We managed to devise an effective but creative way to integrate the kids' desires and needs. New was also that we devised a planning game for the decision makers — the city of Leipzig, the youth welfare office, the kindergarten’s operator, head and teacher — to set the common ground. We conducted the game one long afternoon and managed to establish priorities between the participants regarding pedagogical, programmatic and building requirements but also their ideas of spatial atmospheric qualities.
What “people” know about the demands and desires they have for the use and experience of spaces is a potential social resource, which must be taken into account by architecture if a stronger identification of the users with their buildings is to be achieved. This in turn supports social acceptance of the architectural design. We can draw conclusions from our various projects: communication about the sensory experience is crucial for the interaction between architects and users. It is based on their mutual knowledge of the atmospheric spatial effect. With different ages, and coming from diverse social and cultural backgrounds, we develop individual models of participation. Their essential components are concepts and artistic stimuli.
How do you get in touch with your potential clients? Do the public institutions look for you or do you look for them? Do you also take part to architectural competitions?
================================
Complete the following:
[1] According to the passage on user participation, who were the decision makers taking part in the planning game?
[2] Decide whether each statement agrees with the passage on user participation, answering yes or no and quoting the deciding words: (a) The planning game took place over several days. (b) Communication about sensory experience is called crucial for the interaction between architects and users. (c) The individual models of participation are built mainly on financial incentives.
[3] Carry on the passage on user participation from its final line.

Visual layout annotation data
================================
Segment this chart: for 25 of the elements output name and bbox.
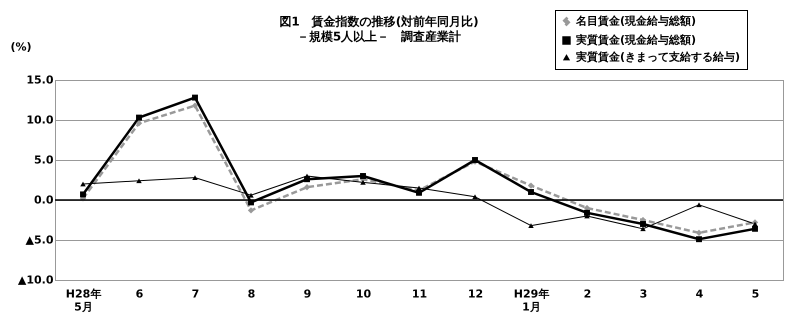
x-tick-label: H28年 5月 bbox=[66, 288, 102, 314]
legend-label: 名目賃金(現金給与総額) bbox=[575, 14, 696, 28]
x-tick-label: 9 bbox=[304, 288, 312, 300]
y-tick-label: ▲5.0 bbox=[26, 234, 54, 246]
chart-title: 図1 賃金指数の推移(対前年同月比) bbox=[279, 14, 479, 28]
y-axis-title: (%) bbox=[10, 40, 32, 54]
x-tick-label: 3 bbox=[640, 288, 648, 300]
x-tick-label: 4 bbox=[696, 288, 704, 300]
chart-subtitle: －規模5人以上－ 調査産業計 bbox=[296, 30, 462, 44]
legend-label: 実質賃金(きまって支給する給与) bbox=[575, 50, 740, 64]
x-tick-label: 2 bbox=[584, 288, 592, 300]
x-tick-label: 6 bbox=[136, 288, 144, 300]
x-tick-label: 5 bbox=[752, 288, 760, 300]
x-tick-label: 11 bbox=[412, 288, 428, 300]
y-tick-label: 10.0 bbox=[26, 114, 54, 126]
y-tick-label: ▲10.0 bbox=[18, 274, 54, 286]
legend-label: 実質賃金(現金給与総額) bbox=[575, 34, 696, 46]
x-tick-label: 12 bbox=[468, 288, 484, 300]
x-tick-label: 10 bbox=[356, 288, 372, 300]
y-tick-label: 0.0 bbox=[34, 194, 54, 206]
y-tick-label: 15.0 bbox=[26, 74, 54, 86]
x-tick-label: 7 bbox=[192, 288, 200, 300]
x-tick-label: 8 bbox=[248, 288, 256, 300]
y-tick-label: 5.0 bbox=[34, 154, 54, 166]
x-tick-label: H29年 1月 bbox=[514, 288, 550, 314]
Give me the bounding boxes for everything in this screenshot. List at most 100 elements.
================================
Expected answers:
[1] The city of Leipzig, the youth welfare office, and the kindergarten's operator, head and teacher.

[2]
(a) No: "We conducted the game one long afternoon".
(b) Yes: "communication about the sensory experience is crucial for the interaction between architects and users".
(c) No: "Their essential components are concepts and artistic stimuli."

[3]
Public institutions occasionally get in contact with us. Then we are confronted with a challenging configuration of client and users who very often have different priorities about their future building environment. Usually, we take part in competitions only when we are invited. As competitions work today, they contradict our design methodology, i.e. developing architecture from the users’ needs and desires. When we enter competitions, we try to offer spaces of possibility, which could later be negotiated with and appropriated by the users. The way competitions are conducted today should be really reconsidered regarding the potential participation could offer.
A thread running through the design of the Erika Mann primary school was a story developed in collaboration with the children and centred on a mythological silver dragon. The reference character in the Taka Tuka Land kindergarten was Astrid Lindgren’s Pippi Longstockings. What was the reference in the Leipzig kindergarten?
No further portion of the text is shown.